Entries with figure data

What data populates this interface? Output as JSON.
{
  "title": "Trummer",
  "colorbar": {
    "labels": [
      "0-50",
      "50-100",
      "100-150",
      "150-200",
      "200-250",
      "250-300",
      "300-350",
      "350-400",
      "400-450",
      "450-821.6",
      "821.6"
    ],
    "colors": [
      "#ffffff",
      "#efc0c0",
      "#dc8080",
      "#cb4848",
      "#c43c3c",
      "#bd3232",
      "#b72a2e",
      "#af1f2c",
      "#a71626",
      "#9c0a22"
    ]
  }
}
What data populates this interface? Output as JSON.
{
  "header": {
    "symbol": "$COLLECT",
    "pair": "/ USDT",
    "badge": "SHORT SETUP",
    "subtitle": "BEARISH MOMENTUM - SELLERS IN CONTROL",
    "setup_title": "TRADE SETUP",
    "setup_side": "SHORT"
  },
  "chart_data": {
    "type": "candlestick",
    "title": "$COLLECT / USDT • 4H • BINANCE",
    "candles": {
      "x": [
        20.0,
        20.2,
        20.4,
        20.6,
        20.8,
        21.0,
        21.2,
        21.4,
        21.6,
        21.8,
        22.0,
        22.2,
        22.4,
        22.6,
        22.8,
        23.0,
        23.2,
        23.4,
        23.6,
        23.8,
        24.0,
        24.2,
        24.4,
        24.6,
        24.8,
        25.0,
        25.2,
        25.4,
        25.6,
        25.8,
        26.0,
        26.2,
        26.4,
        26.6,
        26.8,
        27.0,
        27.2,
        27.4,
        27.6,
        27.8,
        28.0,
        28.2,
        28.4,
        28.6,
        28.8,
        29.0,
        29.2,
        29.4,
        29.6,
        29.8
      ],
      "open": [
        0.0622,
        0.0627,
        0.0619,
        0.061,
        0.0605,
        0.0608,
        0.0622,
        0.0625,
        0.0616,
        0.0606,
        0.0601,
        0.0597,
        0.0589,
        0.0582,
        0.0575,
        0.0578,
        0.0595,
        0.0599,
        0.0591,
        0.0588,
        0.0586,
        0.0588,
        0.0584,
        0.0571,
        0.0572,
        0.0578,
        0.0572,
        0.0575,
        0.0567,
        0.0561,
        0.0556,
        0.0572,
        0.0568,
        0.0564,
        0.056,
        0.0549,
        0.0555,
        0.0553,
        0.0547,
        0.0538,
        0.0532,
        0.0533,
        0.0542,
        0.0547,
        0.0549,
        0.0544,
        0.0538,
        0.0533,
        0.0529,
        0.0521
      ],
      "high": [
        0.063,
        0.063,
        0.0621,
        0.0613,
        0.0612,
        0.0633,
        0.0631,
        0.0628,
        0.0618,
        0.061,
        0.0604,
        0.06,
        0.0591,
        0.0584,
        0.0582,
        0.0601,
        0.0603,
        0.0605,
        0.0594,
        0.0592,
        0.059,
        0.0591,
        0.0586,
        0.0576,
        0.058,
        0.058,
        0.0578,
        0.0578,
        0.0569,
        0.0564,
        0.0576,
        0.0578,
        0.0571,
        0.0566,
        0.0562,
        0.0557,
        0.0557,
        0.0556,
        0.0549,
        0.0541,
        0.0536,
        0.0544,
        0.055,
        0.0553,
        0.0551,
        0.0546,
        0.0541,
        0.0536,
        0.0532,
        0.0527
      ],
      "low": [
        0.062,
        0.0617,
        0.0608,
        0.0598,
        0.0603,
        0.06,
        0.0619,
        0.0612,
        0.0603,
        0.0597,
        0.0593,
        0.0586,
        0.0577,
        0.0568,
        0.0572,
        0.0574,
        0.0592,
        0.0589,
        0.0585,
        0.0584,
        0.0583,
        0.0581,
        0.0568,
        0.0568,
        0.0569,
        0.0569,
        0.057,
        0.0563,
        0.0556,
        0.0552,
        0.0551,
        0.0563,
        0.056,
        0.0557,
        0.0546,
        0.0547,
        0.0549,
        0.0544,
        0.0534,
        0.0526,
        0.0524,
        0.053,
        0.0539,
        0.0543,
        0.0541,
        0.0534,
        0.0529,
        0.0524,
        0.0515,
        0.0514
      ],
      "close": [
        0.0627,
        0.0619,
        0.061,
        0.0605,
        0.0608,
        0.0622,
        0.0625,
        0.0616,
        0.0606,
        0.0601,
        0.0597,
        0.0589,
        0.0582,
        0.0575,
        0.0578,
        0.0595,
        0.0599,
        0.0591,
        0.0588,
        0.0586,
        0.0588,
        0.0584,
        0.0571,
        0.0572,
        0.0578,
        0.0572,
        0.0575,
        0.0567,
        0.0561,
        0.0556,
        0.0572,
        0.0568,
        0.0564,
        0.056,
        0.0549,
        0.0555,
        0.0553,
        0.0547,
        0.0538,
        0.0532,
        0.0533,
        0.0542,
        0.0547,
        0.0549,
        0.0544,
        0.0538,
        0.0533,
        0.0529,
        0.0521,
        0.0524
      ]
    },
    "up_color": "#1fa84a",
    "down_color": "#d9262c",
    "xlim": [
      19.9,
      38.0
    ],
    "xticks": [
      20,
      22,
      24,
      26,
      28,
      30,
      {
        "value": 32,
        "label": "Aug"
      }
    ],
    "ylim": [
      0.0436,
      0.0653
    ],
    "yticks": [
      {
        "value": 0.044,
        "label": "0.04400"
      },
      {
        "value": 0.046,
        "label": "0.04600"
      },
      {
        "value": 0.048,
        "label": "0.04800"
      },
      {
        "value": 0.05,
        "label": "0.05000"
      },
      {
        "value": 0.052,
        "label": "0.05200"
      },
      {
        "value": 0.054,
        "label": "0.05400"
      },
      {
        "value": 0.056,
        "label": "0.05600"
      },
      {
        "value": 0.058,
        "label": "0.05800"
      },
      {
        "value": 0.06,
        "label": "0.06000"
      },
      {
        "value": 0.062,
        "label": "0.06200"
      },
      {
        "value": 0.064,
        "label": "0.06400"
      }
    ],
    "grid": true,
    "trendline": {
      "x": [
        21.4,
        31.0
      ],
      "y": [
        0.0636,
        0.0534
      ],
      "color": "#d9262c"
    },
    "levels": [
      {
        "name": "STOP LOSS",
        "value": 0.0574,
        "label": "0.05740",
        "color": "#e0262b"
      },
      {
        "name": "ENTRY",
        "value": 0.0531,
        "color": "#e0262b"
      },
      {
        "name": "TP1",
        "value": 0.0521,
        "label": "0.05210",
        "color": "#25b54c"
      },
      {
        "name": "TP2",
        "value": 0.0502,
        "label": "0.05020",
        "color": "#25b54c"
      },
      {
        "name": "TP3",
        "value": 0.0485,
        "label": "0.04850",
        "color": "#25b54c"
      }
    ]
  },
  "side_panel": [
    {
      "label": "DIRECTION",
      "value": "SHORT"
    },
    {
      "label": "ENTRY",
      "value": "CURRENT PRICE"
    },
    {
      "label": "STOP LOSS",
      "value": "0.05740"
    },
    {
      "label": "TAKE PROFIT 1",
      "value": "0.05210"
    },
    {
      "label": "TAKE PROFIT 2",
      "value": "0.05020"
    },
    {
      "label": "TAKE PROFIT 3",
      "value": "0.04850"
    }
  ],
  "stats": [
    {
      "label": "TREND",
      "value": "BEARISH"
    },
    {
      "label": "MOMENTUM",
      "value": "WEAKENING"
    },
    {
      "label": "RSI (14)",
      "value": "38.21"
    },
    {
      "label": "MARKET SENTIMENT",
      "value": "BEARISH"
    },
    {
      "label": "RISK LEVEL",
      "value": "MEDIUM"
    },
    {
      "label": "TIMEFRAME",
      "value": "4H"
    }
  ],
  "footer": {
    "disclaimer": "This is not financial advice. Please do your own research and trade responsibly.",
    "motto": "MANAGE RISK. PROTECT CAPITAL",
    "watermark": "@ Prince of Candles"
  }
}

### REQUIREMENT:
Every line above needs to be retyped exactly.

### TASK OUTPUT:
What data populates this interface? Output as JSON.
{
  "title": "Trummer",
  "colorbar": {
    "labels": [
      "0-50",
      "50-100",
      "100-150",
      "150-200",
      "200-250",
      "250-300",
      "300-350",
      "350-400",
      "400-450",
      "450-821.6",
      "821.6"
    ],
    "colors": [
      "#ffffff",
      "#efc0c0",
      "#dc8080",
      "#cb4848",
      "#c43c3c",
      "#bd3232",
      "#b72a2e",
      "#af1f2c",
      "#a71626",
      "#9c0a22"
    ]
  }
}
What data populates this interface? Output as JSON.
{
  "header": {
    "symbol": "$COLLECT",
    "pair": "/ USDT",
    "badge": "SHORT SETUP",
    "subtitle": "BEARISH MOMENTUM - SELLERS IN CONTROL",
    "setup_title": "TRADE SETUP",
    "setup_side": "SHORT"
  },
  "chart_data": {
    "type": "candlestick",
    "title": "$COLLECT / USDT • 4H • BINANCE",
    "candles": {
      "x": [
        20.0,
        20.2,
        20.4,
        20.6,
        20.8,
        21.0,
        21.2,
        21.4,
        21.6,
        21.8,
        22.0,
        22.2,
        22.4,
        22.6,
        22.8,
        23.0,
        23.2,
        23.4,
        23.6,
        23.8,
        24.0,
        24.2,
        24.4,
        24.6,
        24.8,
        25.0,
        25.2,
        25.4,
        25.6,
        25.8,
        26.0,
        26.2,
        26.4,
        26.6,
        26.8,
        27.0,
        27.2,
        27.4,
        27.6,
        27.8,
        28.0,
        28.2,
        28.4,
        28.6,
        28.8,
        29.0,
        29.2,
        29.4,
        29.6,
        29.8
      ],
      "open": [
        0.0622,
        0.0627,
        0.0619,
        0.061,
        0.0605,
        0.0608,
        0.0622,
        0.0625,
        0.0616,
        0.0606,
        0.0601,
        0.0597,
        0.0589,
        0.0582,
        0.0575,
        0.0578,
        0.0595,
        0.0599,
        0.0591,
        0.0588,
        0.0586,
        0.0588,
        0.0584,
        0.0571,
        0.0572,
        0.0578,
        0.0572,
        0.0575,
        0.0567,
        0.0561,
        0.0556,
        0.0572,
        0.0568,
        0.0564,
        0.056,
        0.0549,
        0.0555,
        0.0553,
        0.0547,
        0.0538,
        0.0532,
        0.0533,
        0.0542,
        0.0547,
        0.0549,
        0.0544,
        0.0538,
        0.0533,
        0.0529,
        0.0521
      ],
      "high": [
        0.063,
        0.063,
        0.0621,
        0.0613,
        0.0612,
        0.0633,
        0.0631,
        0.0628,
        0.0618,
        0.061,
        0.0604,
        0.06,
        0.0591,
        0.0584,
        0.0582,
        0.0601,
        0.0603,
        0.0605,
        0.0594,
        0.0592,
        0.059,
        0.0591,
        0.0586,
        0.0576,
        0.058,
        0.058,
        0.0578,
        0.0578,
        0.0569,
        0.0564,
        0.0576,
        0.0578,
        0.0571,
        0.0566,
        0.0562,
        0.0557,
        0.0557,
        0.0556,
        0.0549,
        0.0541,
        0.0536,
        0.0544,
        0.055,
        0.0553,
        0.0551,
        0.0546,
        0.0541,
        0.0536,
        0.0532,
        0.0527
      ],
      "low": [
        0.062,
        0.0617,
        0.0608,
        0.0598,
        0.0603,
        0.06,
        0.0619,
        0.0612,
        0.0603,
        0.0597,
        0.0593,
        0.0586,
        0.0577,
        0.0568,
        0.0572,
        0.0574,
        0.0592,
        0.0589,
        0.0585,
        0.0584,
        0.0583,
        0.0581,
        0.0568,
        0.0568,
        0.0569,
        0.0569,
        0.057,
        0.0563,
        0.0556,
        0.0552,
        0.0551,
        0.0563,
        0.056,
        0.0557,
        0.0546,
        0.0547,
        0.0549,
        0.0544,
        0.0534,
        0.0526,
        0.0524,
        0.053,
        0.0539,
        0.0543,
        0.0541,
        0.0534,
        0.0529,
        0.0524,
        0.0515,
        0.0514
      ],
      "close": [
        0.0627,
        0.0619,
        0.061,
        0.0605,
        0.0608,
        0.0622,
        0.0625,
        0.0616,
        0.0606,
        0.0601,
        0.0597,
        0.0589,
        0.0582,
        0.0575,
        0.0578,
        0.0595,
        0.0599,
        0.0591,
        0.0588,
        0.0586,
        0.0588,
        0.0584,
        0.0571,
        0.0572,
        0.0578,
        0.0572,
        0.0575,
        0.0567,
        0.0561,
        0.0556,
        0.0572,
        0.0568,
        0.0564,
        0.056,
        0.0549,
        0.0555,
        0.0553,
        0.0547,
        0.0538,
        0.0532,
        0.0533,
        0.0542,
        0.0547,
        0.0549,
        0.0544,
        0.0538,
        0.0533,
        0.0529,
        0.0521,
        0.0524
      ]
    },
    "up_color": "#1fa84a",
    "down_color": "#d9262c",
    "xlim": [
      19.9,
      38.0
    ],
    "xticks": [
      20,
      22,
      24,
      26,
      28,
      30,
      {
        "value": 32,
        "label": "Aug"
      }
    ],
    "ylim": [
      0.0436,
      0.0653
    ],
    "yticks": [
      {
        "value": 0.044,
        "label": "0.04400"
      },
      {
        "value": 0.046,
        "label": "0.04600"
      },
      {
        "value": 0.048,
        "label": "0.04800"
      },
      {
        "value": 0.05,
        "label": "0.05000"
      },
      {
        "value": 0.052,
        "label": "0.05200"
      },
      {
        "value": 0.054,
        "label": "0.05400"
      },
      {
        "value": 0.056,
        "label": "0.05600"
      },
      {
        "value": 0.058,
        "label": "0.05800"
      },
      {
        "value": 0.06,
        "label": "0.06000"
      },
      {
        "value": 0.062,
        "label": "0.06200"
      },
      {
        "value": 0.064,
        "label": "0.06400"
      }
    ],
    "grid": true,
    "trendline": {
      "x": [
        21.4,
        31.0
      ],
      "y": [
        0.0636,
        0.0534
      ],
      "color": "#d9262c"
    },
    "levels": [
      {
        "name": "STOP LOSS",
        "value": 0.0574,
        "label": "0.05740",
        "color": "#e0262b"
      },
      {
        "name": "ENTRY",
        "value": 0.0531,
        "color": "#e0262b"
      },
      {
        "name": "TP1",
        "value": 0.0521,
        "label": "0.05210",
        "color": "#25b54c"
      },
      {
        "name": "TP2",
        "value": 0.0502,
        "label": "0.05020",
        "color": "#25b54c"
      },
      {
        "name": "TP3",
        "value": 0.0485,
        "label": "0.04850",
        "color": "#25b54c"
      }
    ]
  },
  "side_panel": [
    {
      "label": "DIRECTION",
      "value": "SHORT"
    },
    {
      "label": "ENTRY",
      "value": "CURRENT PRICE"
    },
    {
      "label": "STOP LOSS",
      "value": "0.05740"
    },
    {
      "label": "TAKE PROFIT 1",
      "value": "0.05210"
    },
    {
      "label": "TAKE PROFIT 2",
      "value": "0.05020"
    },
    {
      "label": "TAKE PROFIT 3",
      "value": "0.04850"
    }
  ],
  "stats": [
    {
      "label": "TREND",
      "value": "BEARISH"
    },
    {
      "label": "MOMENTUM",
      "value": "WEAKENING"
    },
    {
      "label": "RSI (14)",
      "value": "38.21"
    },
    {
      "label": "MARKET SENTIMENT",
      "value": "BEARISH"
    },
    {
      "label": "RISK LEVEL",
      "value": "MEDIUM"
    },
    {
      "label": "TIMEFRAME",
      "value": "4H"
    }
  ],
  "footer": {
    "disclaimer": "This is not financial advice. Please do your own research and trade responsibly.",
    "motto": "MANAGE RISK. PROTECT CAPITAL",
    "watermark": "@ Prince of Candles"
  }
}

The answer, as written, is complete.